— PASSAGE FOR REVIEW —
Segment Open

I finished the course and was wondering how I could make a game where you spell words by selecting letter tiles. I’m not sure how I would make the program know when words are valid or not. I think I would have to link it to a dictionary or something. Does any know where I can find easy to follow instructions?
I´ve a prototype game that does something similar, I have imported an whole grammar corrector library in .txt and saved that to my game folder, I process this at the beginning of the game execution and save it to an array of strings using the split method, then I use an foreach loop whenever I want to check if the word that player typed is correct by comparing with the array. Let me know if I can help with something.
Is the grammar corrector library a list of dictionary words?
How do you process .text files in unity?
Thanks for the response, I didn’t think anyone else would find word game interesting! But if I can get unity accepting valid words I’d like to see if I could create a word game with tower defense elements! something unheard of as far as I know!
The grammar corrector library that I used was just a .txt file with over hundred of thousands of words, each one in a different line. You can use anything that the c# language has to offer and make it communicate with the engine.

Segment Closed

— WHAT THIS EXERCISE ASKS —
1. In the thread about making a word-spelling game, which method turned the imported .txt file into an array of strings?
2. Pick up the thread about making a word-spelling game in Unity right after its last post, and write the next reply.
You won't need the listing for any of this.

— DATA PROVIDED —
Segment Open

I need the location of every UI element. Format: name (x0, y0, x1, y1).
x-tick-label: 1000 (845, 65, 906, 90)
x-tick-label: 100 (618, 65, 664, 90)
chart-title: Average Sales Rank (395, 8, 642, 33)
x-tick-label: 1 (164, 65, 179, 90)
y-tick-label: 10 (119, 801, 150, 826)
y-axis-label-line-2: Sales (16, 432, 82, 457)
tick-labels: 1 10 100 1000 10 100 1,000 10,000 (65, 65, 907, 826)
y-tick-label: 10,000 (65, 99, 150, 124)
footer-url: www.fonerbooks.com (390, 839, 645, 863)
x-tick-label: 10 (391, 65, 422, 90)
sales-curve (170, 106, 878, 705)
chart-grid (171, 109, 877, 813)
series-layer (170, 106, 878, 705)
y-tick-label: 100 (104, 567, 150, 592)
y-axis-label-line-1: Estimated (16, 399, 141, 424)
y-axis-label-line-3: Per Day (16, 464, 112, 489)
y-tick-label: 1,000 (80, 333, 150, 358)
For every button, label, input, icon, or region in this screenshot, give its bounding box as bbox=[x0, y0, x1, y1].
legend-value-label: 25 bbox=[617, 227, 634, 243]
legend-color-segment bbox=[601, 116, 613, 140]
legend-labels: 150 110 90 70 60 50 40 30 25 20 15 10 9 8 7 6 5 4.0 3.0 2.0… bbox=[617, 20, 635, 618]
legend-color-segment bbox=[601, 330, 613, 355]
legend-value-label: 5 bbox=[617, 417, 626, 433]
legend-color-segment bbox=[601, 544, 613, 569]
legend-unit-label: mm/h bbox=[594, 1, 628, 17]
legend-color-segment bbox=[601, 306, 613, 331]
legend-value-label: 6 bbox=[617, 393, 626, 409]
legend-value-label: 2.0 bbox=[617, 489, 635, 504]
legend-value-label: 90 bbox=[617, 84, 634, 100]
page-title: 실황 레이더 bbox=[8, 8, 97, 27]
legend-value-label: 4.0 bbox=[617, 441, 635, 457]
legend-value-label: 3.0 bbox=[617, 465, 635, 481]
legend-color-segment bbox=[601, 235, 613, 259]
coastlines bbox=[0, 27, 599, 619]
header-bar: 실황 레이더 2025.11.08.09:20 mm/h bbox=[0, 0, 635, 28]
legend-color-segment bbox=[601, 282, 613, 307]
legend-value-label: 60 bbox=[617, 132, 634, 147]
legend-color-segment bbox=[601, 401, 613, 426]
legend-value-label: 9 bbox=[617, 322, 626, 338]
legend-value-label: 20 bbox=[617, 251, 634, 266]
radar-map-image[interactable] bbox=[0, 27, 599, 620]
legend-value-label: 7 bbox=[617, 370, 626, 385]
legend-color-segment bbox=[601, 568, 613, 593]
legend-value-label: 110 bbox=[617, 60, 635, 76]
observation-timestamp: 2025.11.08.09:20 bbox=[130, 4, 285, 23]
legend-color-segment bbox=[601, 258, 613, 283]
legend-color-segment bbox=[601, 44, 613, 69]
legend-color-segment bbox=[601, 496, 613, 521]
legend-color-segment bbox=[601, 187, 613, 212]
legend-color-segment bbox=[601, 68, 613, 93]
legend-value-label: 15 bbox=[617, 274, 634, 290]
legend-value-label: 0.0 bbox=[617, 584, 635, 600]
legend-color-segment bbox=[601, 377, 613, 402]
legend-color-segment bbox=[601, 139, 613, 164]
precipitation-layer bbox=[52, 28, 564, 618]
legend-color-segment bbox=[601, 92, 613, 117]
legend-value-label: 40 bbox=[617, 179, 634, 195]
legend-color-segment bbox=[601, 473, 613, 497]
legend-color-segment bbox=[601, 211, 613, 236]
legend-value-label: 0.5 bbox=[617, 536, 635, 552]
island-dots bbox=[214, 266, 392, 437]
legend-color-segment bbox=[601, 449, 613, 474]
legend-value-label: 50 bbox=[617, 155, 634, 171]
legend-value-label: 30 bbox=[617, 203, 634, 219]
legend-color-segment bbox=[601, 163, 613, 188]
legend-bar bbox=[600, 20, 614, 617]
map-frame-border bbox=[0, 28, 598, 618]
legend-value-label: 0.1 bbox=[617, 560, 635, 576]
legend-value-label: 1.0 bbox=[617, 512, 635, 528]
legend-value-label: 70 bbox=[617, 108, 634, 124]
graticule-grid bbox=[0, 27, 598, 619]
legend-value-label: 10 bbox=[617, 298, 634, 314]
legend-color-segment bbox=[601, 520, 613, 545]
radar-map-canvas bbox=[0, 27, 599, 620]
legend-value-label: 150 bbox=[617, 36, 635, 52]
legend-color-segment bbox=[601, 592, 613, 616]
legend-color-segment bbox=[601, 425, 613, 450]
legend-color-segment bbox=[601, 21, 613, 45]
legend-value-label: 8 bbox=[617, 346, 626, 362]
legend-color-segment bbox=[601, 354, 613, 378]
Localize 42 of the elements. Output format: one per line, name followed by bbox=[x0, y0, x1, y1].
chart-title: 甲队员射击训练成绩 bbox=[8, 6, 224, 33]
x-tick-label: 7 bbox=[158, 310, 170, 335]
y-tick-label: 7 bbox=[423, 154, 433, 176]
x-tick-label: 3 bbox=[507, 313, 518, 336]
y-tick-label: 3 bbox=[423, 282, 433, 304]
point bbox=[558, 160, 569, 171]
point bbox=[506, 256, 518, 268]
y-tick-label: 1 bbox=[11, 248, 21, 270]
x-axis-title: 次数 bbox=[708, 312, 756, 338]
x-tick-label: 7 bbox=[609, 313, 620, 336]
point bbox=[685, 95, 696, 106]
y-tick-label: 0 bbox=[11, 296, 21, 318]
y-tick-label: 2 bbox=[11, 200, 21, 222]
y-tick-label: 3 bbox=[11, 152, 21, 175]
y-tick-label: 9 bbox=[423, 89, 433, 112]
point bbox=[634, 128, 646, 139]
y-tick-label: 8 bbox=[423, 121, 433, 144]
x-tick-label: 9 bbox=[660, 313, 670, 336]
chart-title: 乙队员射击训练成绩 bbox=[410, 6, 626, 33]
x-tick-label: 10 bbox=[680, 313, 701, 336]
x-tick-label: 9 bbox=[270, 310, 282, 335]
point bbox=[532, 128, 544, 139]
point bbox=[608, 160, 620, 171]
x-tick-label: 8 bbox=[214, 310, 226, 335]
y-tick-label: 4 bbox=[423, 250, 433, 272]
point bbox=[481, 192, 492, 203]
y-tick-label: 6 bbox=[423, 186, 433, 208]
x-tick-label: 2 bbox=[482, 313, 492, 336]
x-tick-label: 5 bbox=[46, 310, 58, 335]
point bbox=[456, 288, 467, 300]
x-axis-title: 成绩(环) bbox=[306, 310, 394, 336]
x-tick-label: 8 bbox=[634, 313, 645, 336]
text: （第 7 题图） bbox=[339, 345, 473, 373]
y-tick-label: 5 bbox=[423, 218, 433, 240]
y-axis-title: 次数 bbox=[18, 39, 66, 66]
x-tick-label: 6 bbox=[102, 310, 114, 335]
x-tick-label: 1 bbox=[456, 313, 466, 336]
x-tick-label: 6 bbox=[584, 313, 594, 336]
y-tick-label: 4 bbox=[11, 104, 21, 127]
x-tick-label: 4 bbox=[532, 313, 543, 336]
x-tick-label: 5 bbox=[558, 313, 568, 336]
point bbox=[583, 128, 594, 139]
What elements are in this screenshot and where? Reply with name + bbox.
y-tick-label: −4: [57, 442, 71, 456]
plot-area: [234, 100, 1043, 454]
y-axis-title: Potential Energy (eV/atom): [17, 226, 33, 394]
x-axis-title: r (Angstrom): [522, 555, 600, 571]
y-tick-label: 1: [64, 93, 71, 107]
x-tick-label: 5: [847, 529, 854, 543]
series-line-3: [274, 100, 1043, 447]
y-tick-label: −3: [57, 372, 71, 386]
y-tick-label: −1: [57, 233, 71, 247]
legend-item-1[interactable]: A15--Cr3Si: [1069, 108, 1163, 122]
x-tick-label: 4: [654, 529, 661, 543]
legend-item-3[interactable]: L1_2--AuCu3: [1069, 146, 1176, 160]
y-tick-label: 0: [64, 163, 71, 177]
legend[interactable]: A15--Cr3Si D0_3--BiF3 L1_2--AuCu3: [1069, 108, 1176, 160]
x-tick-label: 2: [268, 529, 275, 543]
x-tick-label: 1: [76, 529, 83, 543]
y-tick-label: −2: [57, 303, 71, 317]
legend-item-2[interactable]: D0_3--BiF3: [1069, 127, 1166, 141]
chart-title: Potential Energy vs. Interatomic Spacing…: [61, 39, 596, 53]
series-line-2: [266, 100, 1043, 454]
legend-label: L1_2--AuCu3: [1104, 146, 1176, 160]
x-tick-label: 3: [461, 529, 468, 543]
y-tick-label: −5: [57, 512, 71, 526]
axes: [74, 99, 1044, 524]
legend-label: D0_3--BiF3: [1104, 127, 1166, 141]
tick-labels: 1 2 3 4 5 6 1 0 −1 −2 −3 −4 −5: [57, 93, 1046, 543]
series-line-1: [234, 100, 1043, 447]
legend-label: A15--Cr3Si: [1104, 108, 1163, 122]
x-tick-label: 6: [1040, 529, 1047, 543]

Segment Closed

— ANSWERS PROVIDED —
1. The split method.

2.
Word games are interesting they have always been around, we are just using another technology to share them now.
I’ve done this way: I’ve declared an public variable of type TextAsset which is the class responsible for processing texts within unity interface (you could probably do it using raw c# code, but they have done this small interface to help us), and added it to a GameObject and then addressed the .txt file to it by dragging into the inspector, after that I’ve declared an array of strings and processed the .txt using the split method:
Array = myTextAsset.text.Split('\n');
The original file that I’ve downloaded with the library had some other information for each line/word that I didn’t need, I had to process that first using c# and saved it in a way that there was only the word per line, this made that simple split method enough to process it.